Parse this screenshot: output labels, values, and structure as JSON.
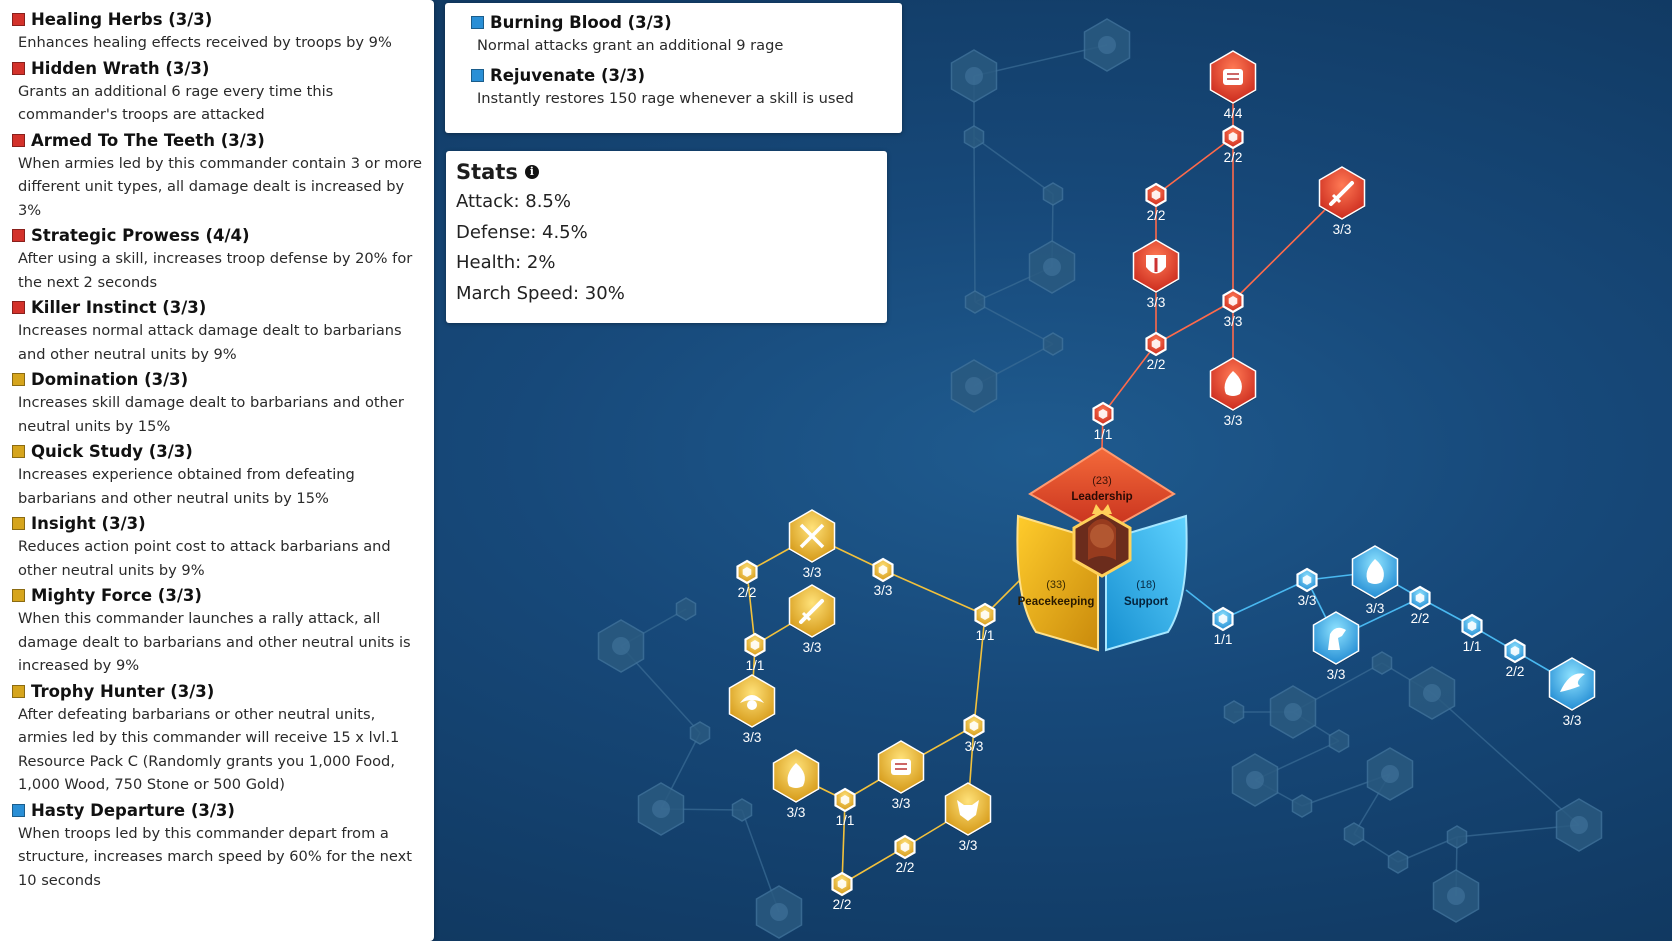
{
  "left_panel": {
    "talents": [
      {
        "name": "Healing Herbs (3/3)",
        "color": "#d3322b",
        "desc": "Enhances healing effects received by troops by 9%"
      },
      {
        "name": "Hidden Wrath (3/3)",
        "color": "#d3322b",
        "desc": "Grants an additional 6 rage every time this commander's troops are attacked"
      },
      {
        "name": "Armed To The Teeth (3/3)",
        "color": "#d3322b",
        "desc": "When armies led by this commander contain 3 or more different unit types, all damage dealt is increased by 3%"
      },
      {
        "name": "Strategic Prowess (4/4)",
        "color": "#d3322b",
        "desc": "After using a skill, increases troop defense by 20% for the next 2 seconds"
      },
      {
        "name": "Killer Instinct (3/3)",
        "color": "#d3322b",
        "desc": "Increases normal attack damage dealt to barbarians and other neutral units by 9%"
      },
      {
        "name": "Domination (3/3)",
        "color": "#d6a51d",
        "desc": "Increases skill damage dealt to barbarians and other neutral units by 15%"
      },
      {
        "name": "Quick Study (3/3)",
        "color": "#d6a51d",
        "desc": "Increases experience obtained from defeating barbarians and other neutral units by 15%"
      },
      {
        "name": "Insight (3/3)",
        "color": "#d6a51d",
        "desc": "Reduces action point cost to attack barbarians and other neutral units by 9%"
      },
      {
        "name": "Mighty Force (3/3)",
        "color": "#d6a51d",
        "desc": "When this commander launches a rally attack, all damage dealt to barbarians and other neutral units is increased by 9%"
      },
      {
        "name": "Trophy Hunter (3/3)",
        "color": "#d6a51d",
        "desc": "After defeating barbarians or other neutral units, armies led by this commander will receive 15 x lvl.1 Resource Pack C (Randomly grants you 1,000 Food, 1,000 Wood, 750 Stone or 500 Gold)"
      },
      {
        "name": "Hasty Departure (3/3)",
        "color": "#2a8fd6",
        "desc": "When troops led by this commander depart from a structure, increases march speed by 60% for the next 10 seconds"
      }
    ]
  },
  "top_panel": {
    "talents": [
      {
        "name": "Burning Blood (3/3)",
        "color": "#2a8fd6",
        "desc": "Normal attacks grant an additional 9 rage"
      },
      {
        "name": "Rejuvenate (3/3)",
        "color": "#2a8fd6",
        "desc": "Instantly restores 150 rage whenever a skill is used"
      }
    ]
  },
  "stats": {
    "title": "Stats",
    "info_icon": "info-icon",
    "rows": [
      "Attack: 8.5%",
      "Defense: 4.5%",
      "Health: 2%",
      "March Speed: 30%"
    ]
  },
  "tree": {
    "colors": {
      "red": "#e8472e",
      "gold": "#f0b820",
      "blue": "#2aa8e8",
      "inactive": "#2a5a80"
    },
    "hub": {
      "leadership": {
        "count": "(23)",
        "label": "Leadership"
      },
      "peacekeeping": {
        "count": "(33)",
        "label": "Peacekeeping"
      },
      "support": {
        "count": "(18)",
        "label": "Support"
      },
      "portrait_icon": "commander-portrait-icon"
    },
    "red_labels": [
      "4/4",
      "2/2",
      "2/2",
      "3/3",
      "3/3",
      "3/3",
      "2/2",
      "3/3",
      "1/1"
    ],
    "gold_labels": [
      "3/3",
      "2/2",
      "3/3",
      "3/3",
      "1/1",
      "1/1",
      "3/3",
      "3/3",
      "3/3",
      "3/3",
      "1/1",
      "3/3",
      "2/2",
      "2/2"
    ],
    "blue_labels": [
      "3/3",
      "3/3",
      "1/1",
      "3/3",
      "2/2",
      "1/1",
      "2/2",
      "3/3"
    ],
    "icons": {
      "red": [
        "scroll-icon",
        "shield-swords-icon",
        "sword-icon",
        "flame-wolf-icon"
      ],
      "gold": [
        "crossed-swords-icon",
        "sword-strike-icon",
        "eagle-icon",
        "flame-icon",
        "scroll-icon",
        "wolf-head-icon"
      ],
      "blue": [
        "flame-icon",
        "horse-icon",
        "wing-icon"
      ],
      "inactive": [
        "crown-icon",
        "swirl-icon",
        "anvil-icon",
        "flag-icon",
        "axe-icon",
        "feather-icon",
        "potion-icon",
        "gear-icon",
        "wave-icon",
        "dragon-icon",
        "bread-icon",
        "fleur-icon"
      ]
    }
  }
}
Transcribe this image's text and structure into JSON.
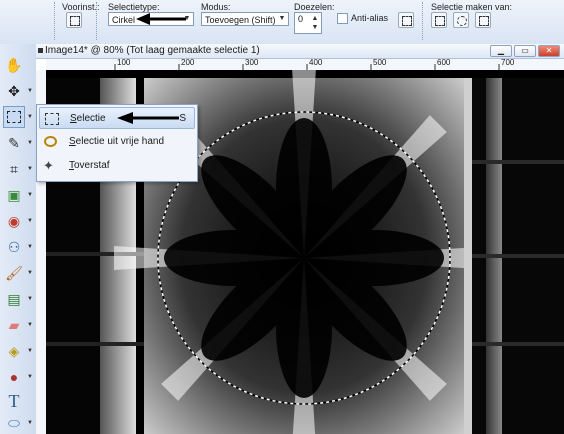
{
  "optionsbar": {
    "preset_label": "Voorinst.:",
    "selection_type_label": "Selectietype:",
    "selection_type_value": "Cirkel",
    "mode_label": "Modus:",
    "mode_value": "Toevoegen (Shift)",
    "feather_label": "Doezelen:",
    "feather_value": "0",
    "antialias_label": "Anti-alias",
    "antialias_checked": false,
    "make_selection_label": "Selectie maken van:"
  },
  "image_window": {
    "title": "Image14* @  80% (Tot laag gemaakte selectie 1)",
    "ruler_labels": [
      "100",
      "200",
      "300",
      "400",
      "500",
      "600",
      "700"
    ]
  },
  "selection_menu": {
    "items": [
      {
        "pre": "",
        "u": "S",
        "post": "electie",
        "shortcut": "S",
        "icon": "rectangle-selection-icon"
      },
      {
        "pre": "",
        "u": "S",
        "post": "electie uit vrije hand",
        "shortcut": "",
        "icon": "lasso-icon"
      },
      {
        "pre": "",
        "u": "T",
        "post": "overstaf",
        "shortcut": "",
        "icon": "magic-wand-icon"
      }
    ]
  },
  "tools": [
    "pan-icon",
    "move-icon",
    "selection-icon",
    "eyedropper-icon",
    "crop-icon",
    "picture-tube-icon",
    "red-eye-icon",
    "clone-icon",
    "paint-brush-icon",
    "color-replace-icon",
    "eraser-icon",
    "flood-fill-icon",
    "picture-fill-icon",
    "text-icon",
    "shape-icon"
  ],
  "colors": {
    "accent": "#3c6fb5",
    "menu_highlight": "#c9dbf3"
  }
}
============
> Stated problem:
All the records above need to be given again word for word. Skip the pictures.

> Output of the task:
Parse this screenshot: output labels, values, and structure as JSON.
{
  "left_panel": {
    "talents": [
      {
        "name": "Healing Herbs (3/3)",
        "color": "#d3322b",
        "desc": "Enhances healing effects received by troops by 9%"
      },
      {
        "name": "Hidden Wrath (3/3)",
        "color": "#d3322b",
        "desc": "Grants an additional 6 rage every time this commander's troops are attacked"
      },
      {
        "name": "Armed To The Teeth (3/3)",
        "color": "#d3322b",
        "desc": "When armies led by this commander contain 3 or more different unit types, all damage dealt is increased by 3%"
      },
      {
        "name": "Strategic Prowess (4/4)",
        "color": "#d3322b",
        "desc": "After using a skill, increases troop defense by 20% for the next 2 seconds"
      },
      {
        "name": "Killer Instinct (3/3)",
        "color": "#d3322b",
        "desc": "Increases normal attack damage dealt to barbarians and other neutral units by 9%"
      },
      {
        "name": "Domination (3/3)",
        "color": "#d6a51d",
        "desc": "Increases skill damage dealt to barbarians and other neutral units by 15%"
      },
      {
        "name": "Quick Study (3/3)",
        "color": "#d6a51d",
        "desc": "Increases experience obtained from defeating barbarians and other neutral units by 15%"
      },
      {
        "name": "Insight (3/3)",
        "color": "#d6a51d",
        "desc": "Reduces action point cost to attack barbarians and other neutral units by 9%"
      },
      {
        "name": "Mighty Force (3/3)",
        "color": "#d6a51d",
        "desc": "When this commander launches a rally attack, all damage dealt to barbarians and other neutral units is increased by 9%"
      },
      {
        "name": "Trophy Hunter (3/3)",
        "color": "#d6a51d",
        "desc": "After defeating barbarians or other neutral units, armies led by this commander will receive 15 x lvl.1 Resource Pack C (Randomly grants you 1,000 Food, 1,000 Wood, 750 Stone or 500 Gold)"
      },
      {
        "name": "Hasty Departure (3/3)",
        "color": "#2a8fd6",
        "desc": "When troops led by this commander depart from a structure, increases march speed by 60% for the next 10 seconds"
      }
    ]
  },
  "top_panel": {
    "talents": [
      {
        "name": "Burning Blood (3/3)",
        "color": "#2a8fd6",
        "desc": "Normal attacks grant an additional 9 rage"
      },
      {
        "name": "Rejuvenate (3/3)",
        "color": "#2a8fd6",
        "desc": "Instantly restores 150 rage whenever a skill is used"
      }
    ]
  },
  "stats": {
    "title": "Stats",
    "info_icon": "info-icon",
    "rows": [
      "Attack: 8.5%",
      "Defense: 4.5%",
      "Health: 2%",
      "March Speed: 30%"
    ]
  },
  "tree": {
    "colors": {
      "red": "#e8472e",
      "gold": "#f0b820",
      "blue": "#2aa8e8",
      "inactive": "#2a5a80"
    },
    "hub": {
      "leadership": {
        "count": "(23)",
        "label": "Leadership"
      },
      "peacekeeping": {
        "count": "(33)",
        "label": "Peacekeeping"
      },
      "support": {
        "count": "(18)",
        "label": "Support"
      },
      "portrait_icon": "commander-portrait-icon"
    },
    "red_labels": [
      "4/4",
      "2/2",
      "2/2",
      "3/3",
      "3/3",
      "3/3",
      "2/2",
      "3/3",
      "1/1"
    ],
    "gold_labels": [
      "3/3",
      "2/2",
      "3/3",
      "3/3",
      "1/1",
      "1/1",
      "3/3",
      "3/3",
      "3/3",
      "3/3",
      "1/1",
      "3/3",
      "2/2",
      "2/2"
    ],
    "blue_labels": [
      "3/3",
      "3/3",
      "1/1",
      "3/3",
      "2/2",
      "1/1",
      "2/2",
      "3/3"
    ],
    "icons": {
      "red": [
        "scroll-icon",
        "shield-swords-icon",
        "sword-icon",
        "flame-wolf-icon"
      ],
      "gold": [
        "crossed-swords-icon",
        "sword-strike-icon",
        "eagle-icon",
        "flame-icon",
        "scroll-icon",
        "wolf-head-icon"
      ],
      "blue": [
        "flame-icon",
        "horse-icon",
        "wing-icon"
      ],
      "inactive": [
        "crown-icon",
        "swirl-icon",
        "anvil-icon",
        "flag-icon",
        "axe-icon",
        "feather-icon",
        "potion-icon",
        "gear-icon",
        "wave-icon",
        "dragon-icon",
        "bread-icon",
        "fleur-icon"
      ]
    }
  }
}
Transcribe this image's text and structure into JSON.
{
  "optionsbar": {
    "preset_label": "Voorinst.:",
    "selection_type_label": "Selectietype:",
    "selection_type_value": "Cirkel",
    "mode_label": "Modus:",
    "mode_value": "Toevoegen (Shift)",
    "feather_label": "Doezelen:",
    "feather_value": "0",
    "antialias_label": "Anti-alias",
    "antialias_checked": false,
    "make_selection_label": "Selectie maken van:"
  },
  "image_window": {
    "title": "Image14* @  80% (Tot laag gemaakte selectie 1)",
    "ruler_labels": [
      "100",
      "200",
      "300",
      "400",
      "500",
      "600",
      "700"
    ]
  },
  "selection_menu": {
    "items": [
      {
        "pre": "",
        "u": "S",
        "post": "electie",
        "shortcut": "S",
        "icon": "rectangle-selection-icon"
      },
      {
        "pre": "",
        "u": "S",
        "post": "electie uit vrije hand",
        "shortcut": "",
        "icon": "lasso-icon"
      },
      {
        "pre": "",
        "u": "T",
        "post": "overstaf",
        "shortcut": "",
        "icon": "magic-wand-icon"
      }
    ]
  },
  "tools": [
    "pan-icon",
    "move-icon",
    "selection-icon",
    "eyedropper-icon",
    "crop-icon",
    "picture-tube-icon",
    "red-eye-icon",
    "clone-icon",
    "paint-brush-icon",
    "color-replace-icon",
    "eraser-icon",
    "flood-fill-icon",
    "picture-fill-icon",
    "text-icon",
    "shape-icon"
  ],
  "colors": {
    "accent": "#3c6fb5",
    "menu_highlight": "#c9dbf3"
  }
}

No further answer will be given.